_Directions_. State how many lines of the entries hold the string "screenshot", and nothing more.

_Listed records_.
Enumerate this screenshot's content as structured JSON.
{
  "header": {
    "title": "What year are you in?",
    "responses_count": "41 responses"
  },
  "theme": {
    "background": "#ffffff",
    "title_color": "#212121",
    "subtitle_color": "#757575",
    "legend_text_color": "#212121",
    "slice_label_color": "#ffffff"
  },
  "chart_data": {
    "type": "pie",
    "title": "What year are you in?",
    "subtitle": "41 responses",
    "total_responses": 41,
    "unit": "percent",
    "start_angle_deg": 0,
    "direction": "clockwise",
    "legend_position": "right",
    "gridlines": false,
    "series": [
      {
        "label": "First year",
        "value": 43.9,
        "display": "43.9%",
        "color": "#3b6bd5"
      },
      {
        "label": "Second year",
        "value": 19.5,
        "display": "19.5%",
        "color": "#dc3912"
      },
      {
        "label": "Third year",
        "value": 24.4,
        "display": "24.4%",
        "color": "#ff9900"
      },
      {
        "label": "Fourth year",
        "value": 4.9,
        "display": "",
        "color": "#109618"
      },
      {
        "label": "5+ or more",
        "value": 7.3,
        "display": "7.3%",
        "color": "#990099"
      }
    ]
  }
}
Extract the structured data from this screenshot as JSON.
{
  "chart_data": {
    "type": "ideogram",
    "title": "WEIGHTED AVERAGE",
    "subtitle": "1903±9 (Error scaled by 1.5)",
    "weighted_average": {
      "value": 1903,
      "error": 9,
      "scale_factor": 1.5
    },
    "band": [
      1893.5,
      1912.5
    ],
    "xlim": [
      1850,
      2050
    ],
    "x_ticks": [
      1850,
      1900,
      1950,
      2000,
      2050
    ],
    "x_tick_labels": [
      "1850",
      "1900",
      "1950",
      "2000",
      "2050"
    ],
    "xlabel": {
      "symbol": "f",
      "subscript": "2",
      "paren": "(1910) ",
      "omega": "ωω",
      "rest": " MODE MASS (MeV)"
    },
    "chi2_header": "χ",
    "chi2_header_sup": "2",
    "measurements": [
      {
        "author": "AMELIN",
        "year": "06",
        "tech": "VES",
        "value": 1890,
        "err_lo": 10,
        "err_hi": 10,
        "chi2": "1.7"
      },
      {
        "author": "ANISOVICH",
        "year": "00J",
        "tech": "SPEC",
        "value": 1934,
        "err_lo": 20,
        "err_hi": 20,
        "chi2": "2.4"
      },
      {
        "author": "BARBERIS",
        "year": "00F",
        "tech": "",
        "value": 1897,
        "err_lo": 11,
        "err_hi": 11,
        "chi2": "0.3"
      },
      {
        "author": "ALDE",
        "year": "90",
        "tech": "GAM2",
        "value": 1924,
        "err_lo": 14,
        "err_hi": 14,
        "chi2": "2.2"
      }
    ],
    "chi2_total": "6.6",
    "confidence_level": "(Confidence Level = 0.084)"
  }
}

_Worked solution_. 2